[Dataset records of document pages]
▶

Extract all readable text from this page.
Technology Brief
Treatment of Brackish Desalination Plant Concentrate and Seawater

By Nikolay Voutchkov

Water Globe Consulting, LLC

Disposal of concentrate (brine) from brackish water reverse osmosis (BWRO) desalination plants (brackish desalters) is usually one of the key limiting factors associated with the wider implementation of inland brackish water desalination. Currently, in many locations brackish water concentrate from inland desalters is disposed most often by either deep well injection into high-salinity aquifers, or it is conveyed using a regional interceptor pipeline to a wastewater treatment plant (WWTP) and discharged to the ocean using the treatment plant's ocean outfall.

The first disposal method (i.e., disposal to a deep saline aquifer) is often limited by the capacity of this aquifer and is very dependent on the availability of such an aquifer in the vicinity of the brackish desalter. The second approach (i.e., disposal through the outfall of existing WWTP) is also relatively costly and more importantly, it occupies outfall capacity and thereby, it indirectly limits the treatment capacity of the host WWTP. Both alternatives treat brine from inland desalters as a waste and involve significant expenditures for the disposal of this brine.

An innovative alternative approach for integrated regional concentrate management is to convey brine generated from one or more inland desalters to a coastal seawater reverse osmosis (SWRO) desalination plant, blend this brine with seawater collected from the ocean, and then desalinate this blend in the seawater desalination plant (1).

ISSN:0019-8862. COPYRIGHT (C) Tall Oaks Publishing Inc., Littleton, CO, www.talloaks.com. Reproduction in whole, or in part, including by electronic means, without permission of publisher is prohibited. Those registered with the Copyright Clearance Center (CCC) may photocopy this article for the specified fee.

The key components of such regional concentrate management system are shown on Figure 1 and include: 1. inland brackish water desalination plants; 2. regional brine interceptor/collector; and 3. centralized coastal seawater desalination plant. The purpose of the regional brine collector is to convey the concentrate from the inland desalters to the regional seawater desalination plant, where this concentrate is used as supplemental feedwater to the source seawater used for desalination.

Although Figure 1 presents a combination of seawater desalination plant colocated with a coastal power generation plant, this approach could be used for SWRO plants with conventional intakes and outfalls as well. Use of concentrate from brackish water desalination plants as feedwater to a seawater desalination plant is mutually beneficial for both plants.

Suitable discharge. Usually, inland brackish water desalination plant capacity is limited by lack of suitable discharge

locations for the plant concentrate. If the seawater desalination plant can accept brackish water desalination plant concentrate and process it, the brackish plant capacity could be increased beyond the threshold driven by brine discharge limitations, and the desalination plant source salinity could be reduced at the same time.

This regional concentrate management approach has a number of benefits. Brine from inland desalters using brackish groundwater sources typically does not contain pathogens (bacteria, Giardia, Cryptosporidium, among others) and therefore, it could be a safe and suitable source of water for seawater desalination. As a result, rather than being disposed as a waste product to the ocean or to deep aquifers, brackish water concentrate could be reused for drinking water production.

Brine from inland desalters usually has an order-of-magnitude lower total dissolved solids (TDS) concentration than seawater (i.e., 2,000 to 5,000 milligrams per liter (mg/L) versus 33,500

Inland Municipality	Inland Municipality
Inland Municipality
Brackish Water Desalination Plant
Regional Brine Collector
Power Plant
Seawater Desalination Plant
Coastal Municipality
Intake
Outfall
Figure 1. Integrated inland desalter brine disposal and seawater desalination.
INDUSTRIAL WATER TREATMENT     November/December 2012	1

◀

### Exercise aim
If a line above includes the string "Municipality", pick it out.

### Result of the task
Inland Municipality	Inland Municipality
Inland Municipality
Coastal Municipality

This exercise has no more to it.